__RECORDS PROVIDED__

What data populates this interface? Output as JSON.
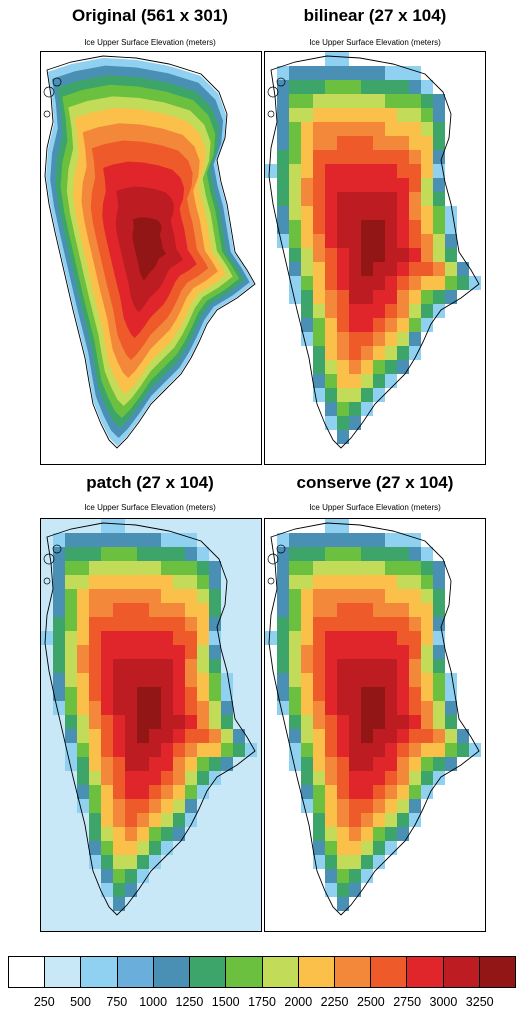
{
  "panels": [
    {
      "id": "original",
      "title": "Original (561 x 301)",
      "subtitle": "Ice Upper Surface Elevation (meters)",
      "style": "smooth",
      "ocean_fill": false
    },
    {
      "id": "bilinear",
      "title": "bilinear (27 x 104)",
      "subtitle": "Ice Upper Surface Elevation (meters)",
      "style": "blocky",
      "ocean_fill": false
    },
    {
      "id": "patch",
      "title": "patch (27 x 104)",
      "subtitle": "Ice Upper Surface Elevation (meters)",
      "style": "blocky",
      "ocean_fill": true
    },
    {
      "id": "conserve",
      "title": "conserve (27 x 104)",
      "subtitle": "Ice Upper Surface Elevation (meters)",
      "style": "blocky",
      "ocean_fill": false
    }
  ],
  "colorbar": {
    "colors": [
      "#ffffff",
      "#c8e8f8",
      "#90d0f0",
      "#6aaedb",
      "#4a90b5",
      "#3ea56a",
      "#6cc040",
      "#c2dc5a",
      "#fbc04a",
      "#f4883a",
      "#ee5a2a",
      "#e0262a",
      "#bd1c22",
      "#931616"
    ],
    "labels": [
      "250",
      "500",
      "750",
      "1000",
      "1250",
      "1500",
      "1750",
      "2000",
      "2250",
      "2500",
      "2750",
      "3000",
      "3250"
    ]
  }
}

__TASK DESCRIPTION__
Output the full set of records above without changing a word, and drop the images.

__EXERCISE SOLUTION__
What data populates this interface? Output as JSON.
{
  "panels": [
    {
      "id": "original",
      "title": "Original (561 x 301)",
      "subtitle": "Ice Upper Surface Elevation (meters)",
      "style": "smooth",
      "ocean_fill": false
    },
    {
      "id": "bilinear",
      "title": "bilinear (27 x 104)",
      "subtitle": "Ice Upper Surface Elevation (meters)",
      "style": "blocky",
      "ocean_fill": false
    },
    {
      "id": "patch",
      "title": "patch (27 x 104)",
      "subtitle": "Ice Upper Surface Elevation (meters)",
      "style": "blocky",
      "ocean_fill": true
    },
    {
      "id": "conserve",
      "title": "conserve (27 x 104)",
      "subtitle": "Ice Upper Surface Elevation (meters)",
      "style": "blocky",
      "ocean_fill": false
    }
  ],
  "colorbar": {
    "colors": [
      "#ffffff",
      "#c8e8f8",
      "#90d0f0",
      "#6aaedb",
      "#4a90b5",
      "#3ea56a",
      "#6cc040",
      "#c2dc5a",
      "#fbc04a",
      "#f4883a",
      "#ee5a2a",
      "#e0262a",
      "#bd1c22",
      "#931616"
    ],
    "labels": [
      "250",
      "500",
      "750",
      "1000",
      "1250",
      "1500",
      "1750",
      "2000",
      "2250",
      "2500",
      "2750",
      "3000",
      "3250"
    ]
  }
}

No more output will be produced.